EXERCISE OBJECTIVE: Images do not belong in the copy. Retype all the entries below exactly.

====

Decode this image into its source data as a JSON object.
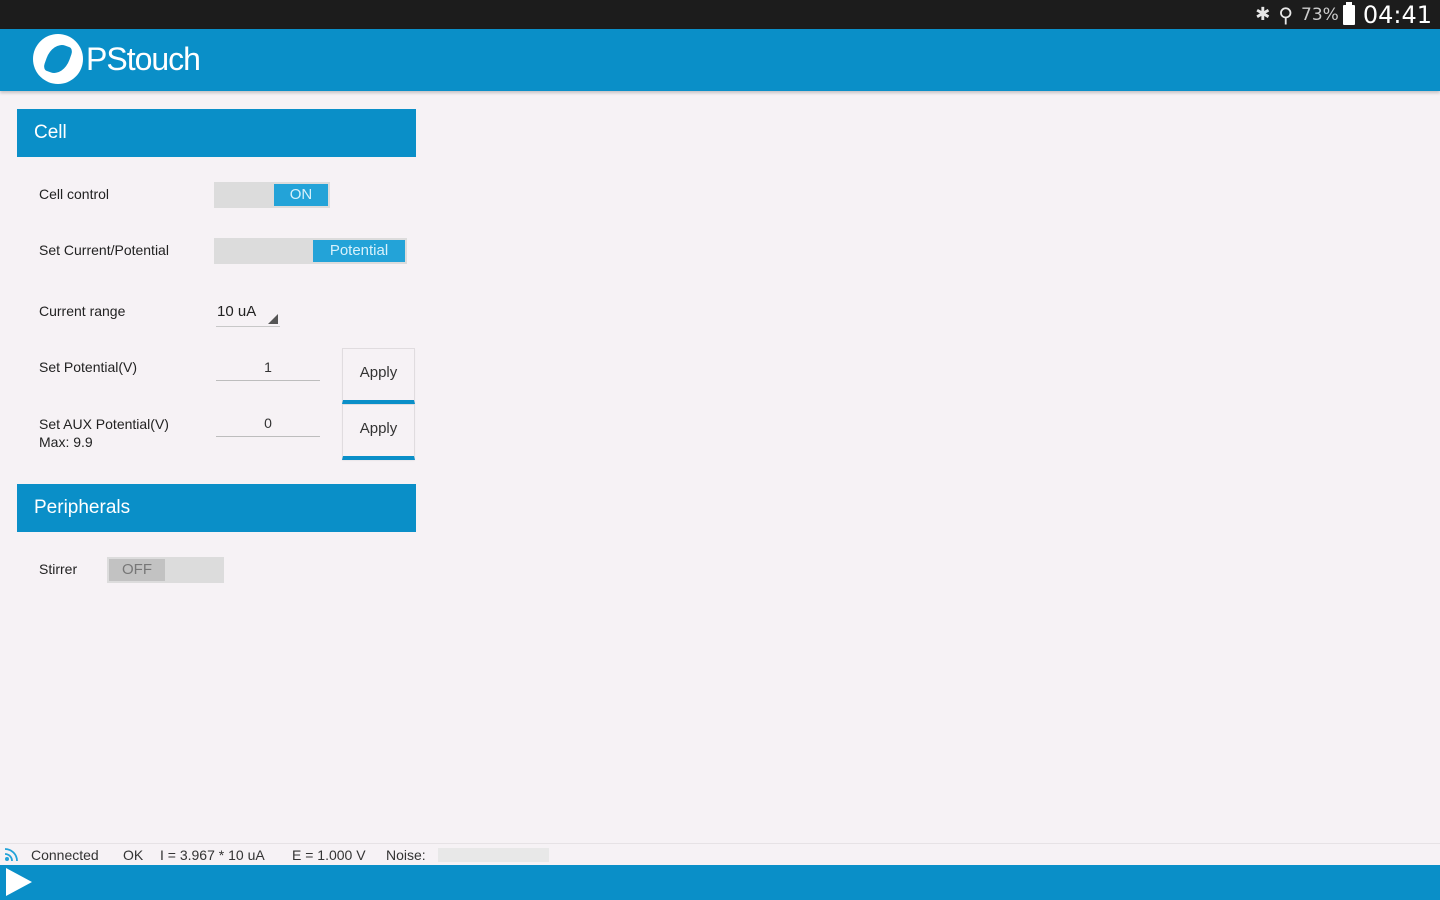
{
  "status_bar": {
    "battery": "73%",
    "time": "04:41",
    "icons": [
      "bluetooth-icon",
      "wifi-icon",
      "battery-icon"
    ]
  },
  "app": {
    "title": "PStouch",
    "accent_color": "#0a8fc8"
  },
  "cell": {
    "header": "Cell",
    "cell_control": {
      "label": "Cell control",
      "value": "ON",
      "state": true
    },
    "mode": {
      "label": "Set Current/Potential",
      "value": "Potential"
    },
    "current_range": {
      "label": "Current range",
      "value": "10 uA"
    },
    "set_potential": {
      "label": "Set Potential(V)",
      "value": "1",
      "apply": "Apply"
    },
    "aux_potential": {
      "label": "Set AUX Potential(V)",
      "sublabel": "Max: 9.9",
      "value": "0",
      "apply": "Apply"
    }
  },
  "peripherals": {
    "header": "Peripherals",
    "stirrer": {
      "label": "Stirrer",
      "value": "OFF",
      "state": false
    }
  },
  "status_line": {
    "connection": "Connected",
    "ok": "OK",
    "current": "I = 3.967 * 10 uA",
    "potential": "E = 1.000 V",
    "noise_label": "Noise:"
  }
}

====

THE RESULT:
Decode this image into its source data as a JSON object.
{
  "status_bar": {
    "battery": "73%",
    "time": "04:41",
    "icons": [
      "bluetooth-icon",
      "wifi-icon",
      "battery-icon"
    ]
  },
  "app": {
    "title": "PStouch",
    "accent_color": "#0a8fc8"
  },
  "cell": {
    "header": "Cell",
    "cell_control": {
      "label": "Cell control",
      "value": "ON",
      "state": true
    },
    "mode": {
      "label": "Set Current/Potential",
      "value": "Potential"
    },
    "current_range": {
      "label": "Current range",
      "value": "10 uA"
    },
    "set_potential": {
      "label": "Set Potential(V)",
      "value": "1",
      "apply": "Apply"
    },
    "aux_potential": {
      "label": "Set AUX Potential(V)",
      "sublabel": "Max: 9.9",
      "value": "0",
      "apply": "Apply"
    }
  },
  "peripherals": {
    "header": "Peripherals",
    "stirrer": {
      "label": "Stirrer",
      "value": "OFF",
      "state": false
    }
  },
  "status_line": {
    "connection": "Connected",
    "ok": "OK",
    "current": "I = 3.967 * 10 uA",
    "potential": "E = 1.000 V",
    "noise_label": "Noise:"
  }
}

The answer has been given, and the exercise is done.